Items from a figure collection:
'''

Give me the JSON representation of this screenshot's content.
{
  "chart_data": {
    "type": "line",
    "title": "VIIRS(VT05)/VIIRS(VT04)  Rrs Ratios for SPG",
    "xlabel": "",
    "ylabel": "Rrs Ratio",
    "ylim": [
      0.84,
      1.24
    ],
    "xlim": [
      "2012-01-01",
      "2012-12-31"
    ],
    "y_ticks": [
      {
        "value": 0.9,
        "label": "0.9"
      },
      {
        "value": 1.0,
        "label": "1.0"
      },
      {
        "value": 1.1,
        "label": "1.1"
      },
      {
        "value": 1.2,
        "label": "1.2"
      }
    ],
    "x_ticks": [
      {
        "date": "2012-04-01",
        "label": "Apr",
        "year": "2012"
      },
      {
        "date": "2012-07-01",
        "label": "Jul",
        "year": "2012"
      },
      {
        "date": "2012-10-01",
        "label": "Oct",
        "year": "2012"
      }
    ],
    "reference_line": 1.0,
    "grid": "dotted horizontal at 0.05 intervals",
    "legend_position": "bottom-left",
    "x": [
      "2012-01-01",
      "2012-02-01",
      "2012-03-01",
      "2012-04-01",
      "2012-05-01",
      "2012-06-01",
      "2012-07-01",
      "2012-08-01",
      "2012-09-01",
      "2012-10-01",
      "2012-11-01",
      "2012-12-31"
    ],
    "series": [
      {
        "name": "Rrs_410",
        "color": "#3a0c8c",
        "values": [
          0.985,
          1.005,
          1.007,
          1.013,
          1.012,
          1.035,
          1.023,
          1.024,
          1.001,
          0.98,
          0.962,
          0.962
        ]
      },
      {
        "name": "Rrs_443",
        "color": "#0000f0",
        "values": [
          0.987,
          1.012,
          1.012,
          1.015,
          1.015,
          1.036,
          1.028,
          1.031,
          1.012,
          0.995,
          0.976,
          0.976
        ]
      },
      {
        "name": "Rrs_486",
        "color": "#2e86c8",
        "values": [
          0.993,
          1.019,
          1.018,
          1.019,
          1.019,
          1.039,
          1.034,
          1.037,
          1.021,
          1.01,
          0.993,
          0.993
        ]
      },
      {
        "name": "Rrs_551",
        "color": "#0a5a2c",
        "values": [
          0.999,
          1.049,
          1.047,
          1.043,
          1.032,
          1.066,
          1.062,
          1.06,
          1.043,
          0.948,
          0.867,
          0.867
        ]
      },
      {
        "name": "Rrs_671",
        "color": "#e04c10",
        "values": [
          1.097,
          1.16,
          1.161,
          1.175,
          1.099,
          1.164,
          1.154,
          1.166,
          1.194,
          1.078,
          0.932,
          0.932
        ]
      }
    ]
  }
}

'''

Establish how many lines of the material above hold the word "color". Nothing but the count should be returned.

**RESULT OF THIS EXERCISE**
5